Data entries

----------

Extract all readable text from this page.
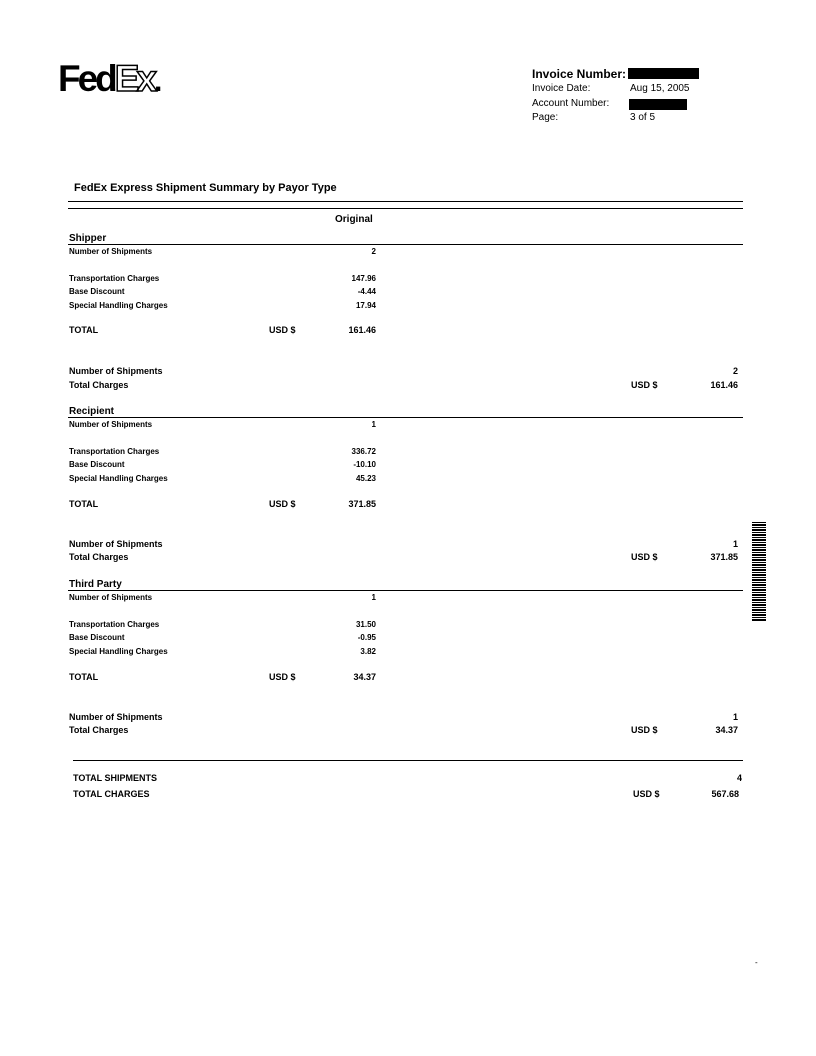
FedEx.	Invoice Number:
Invoice Date:	Aug 15, 2005
Account Number:
Page:	3 of 5
FedEx Express Shipment Summary by Payor Type
Original
Shipper
Number of Shipments	2
Transportation Charges	147.96
Base Discount	-4.44
Special Handling Charges	17.94
TOTAL	USD $	161.46
Number of Shipments	2
Total Charges	USD $	161.46
Recipient
Number of Shipments	1
Transportation Charges	336.72
Base Discount	-10.10
Special Handling Charges	45.23
TOTAL	USD $	371.85
Number of Shipments	1
Total Charges	USD $	371.85
Third Party
Number of Shipments	1
Transportation Charges	31.50
Base Discount	-0.95
Special Handling Charges	3.82
TOTAL	USD $	34.37
Number of Shipments	1
Total Charges	USD $	34.37
TOTAL SHIPMENTS	4
TOTAL CHARGES	USD $	567.68
-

----------

• [DIRECTIVE]:
Determine how many lines include the string "Base". Give no answer but the number.

• [FULL ANSWER]:
3